§ **Exercise**: Restate the entire listing word for word.

Data listing
begin

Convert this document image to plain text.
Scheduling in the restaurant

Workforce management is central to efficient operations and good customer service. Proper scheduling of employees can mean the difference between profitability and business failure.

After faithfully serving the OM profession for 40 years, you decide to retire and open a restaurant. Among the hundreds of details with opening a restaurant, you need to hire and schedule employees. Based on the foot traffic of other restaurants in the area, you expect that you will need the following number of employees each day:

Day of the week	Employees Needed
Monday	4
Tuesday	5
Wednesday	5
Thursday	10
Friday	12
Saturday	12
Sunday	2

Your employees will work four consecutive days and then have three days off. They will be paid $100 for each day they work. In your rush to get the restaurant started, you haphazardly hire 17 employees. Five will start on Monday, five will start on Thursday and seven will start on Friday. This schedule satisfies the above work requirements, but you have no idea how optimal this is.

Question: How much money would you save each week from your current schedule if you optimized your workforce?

end

§ **Reply to the task**:
Convert this document image to plain text.
Scheduling in the restaurant

Workforce management is central to efficient operations and good customer service. Proper scheduling of employees can mean the difference between profitability and business failure.

After faithfully serving the OM profession for 40 years, you decide to retire and open a restaurant. Among the hundreds of details with opening a restaurant, you need to hire and schedule employees. Based on the foot traffic of other restaurants in the area, you expect that you will need the following number of employees each day:

Day of the week	Employees Needed
Monday	4
Tuesday	5
Wednesday	5
Thursday	10
Friday	12
Saturday	12
Sunday	2

Your employees will work four consecutive days and then have three days off. They will be paid $100 for each day they work. In your rush to get the restaurant started, you haphazardly hire 17 employees. Five will start on Monday, five will start on Thursday and seven will start on Friday. This schedule satisfies the above work requirements, but you have no idea how optimal this is.

Question: How much money would you save each week from your current schedule if you optimized your workforce?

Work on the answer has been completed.